> [Written request] Go through the entries below and pick out every line with "document".

> [Extracted entries]
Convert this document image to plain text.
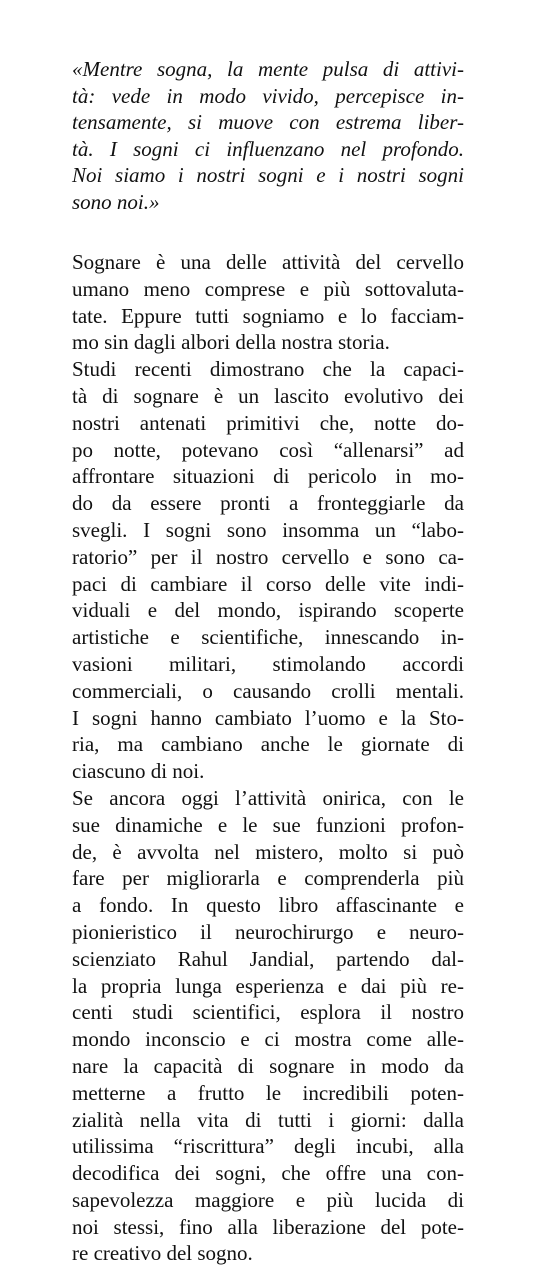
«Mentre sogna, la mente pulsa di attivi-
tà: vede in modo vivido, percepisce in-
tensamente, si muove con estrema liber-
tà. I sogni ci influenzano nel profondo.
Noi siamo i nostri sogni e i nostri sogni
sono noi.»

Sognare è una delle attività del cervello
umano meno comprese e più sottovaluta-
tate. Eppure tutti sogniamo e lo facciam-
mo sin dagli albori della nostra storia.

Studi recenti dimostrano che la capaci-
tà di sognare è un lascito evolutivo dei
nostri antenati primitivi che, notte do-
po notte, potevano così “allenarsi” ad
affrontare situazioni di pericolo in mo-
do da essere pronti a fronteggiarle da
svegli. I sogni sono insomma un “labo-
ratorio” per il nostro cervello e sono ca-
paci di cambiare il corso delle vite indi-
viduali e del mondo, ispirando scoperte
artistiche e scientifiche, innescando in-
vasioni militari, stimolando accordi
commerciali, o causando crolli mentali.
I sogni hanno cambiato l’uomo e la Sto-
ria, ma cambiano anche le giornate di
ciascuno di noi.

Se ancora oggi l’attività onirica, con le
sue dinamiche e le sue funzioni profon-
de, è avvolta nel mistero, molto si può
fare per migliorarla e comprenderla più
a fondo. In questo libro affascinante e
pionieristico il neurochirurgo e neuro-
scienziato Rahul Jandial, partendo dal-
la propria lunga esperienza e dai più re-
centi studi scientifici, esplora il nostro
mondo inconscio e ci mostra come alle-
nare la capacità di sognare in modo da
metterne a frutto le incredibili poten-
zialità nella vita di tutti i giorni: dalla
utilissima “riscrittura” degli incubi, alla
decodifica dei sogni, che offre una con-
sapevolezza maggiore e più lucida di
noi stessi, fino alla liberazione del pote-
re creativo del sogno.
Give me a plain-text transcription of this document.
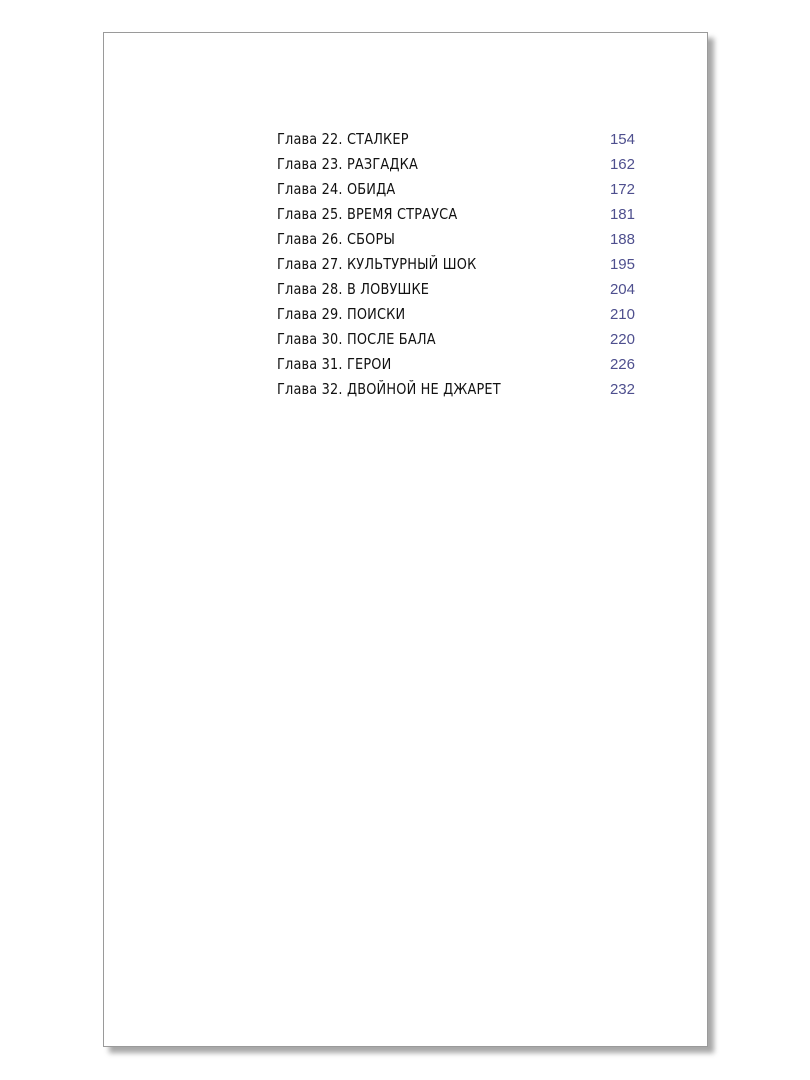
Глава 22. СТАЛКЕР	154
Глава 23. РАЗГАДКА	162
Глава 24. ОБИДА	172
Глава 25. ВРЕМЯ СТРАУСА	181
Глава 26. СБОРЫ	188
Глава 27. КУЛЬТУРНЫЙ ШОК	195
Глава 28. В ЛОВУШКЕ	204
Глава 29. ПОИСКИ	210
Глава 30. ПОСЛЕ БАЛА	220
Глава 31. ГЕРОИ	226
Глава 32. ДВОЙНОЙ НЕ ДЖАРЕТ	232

> [Worked solution]
Convert this document image to plain text.
Give me a plain-text transcription of this document.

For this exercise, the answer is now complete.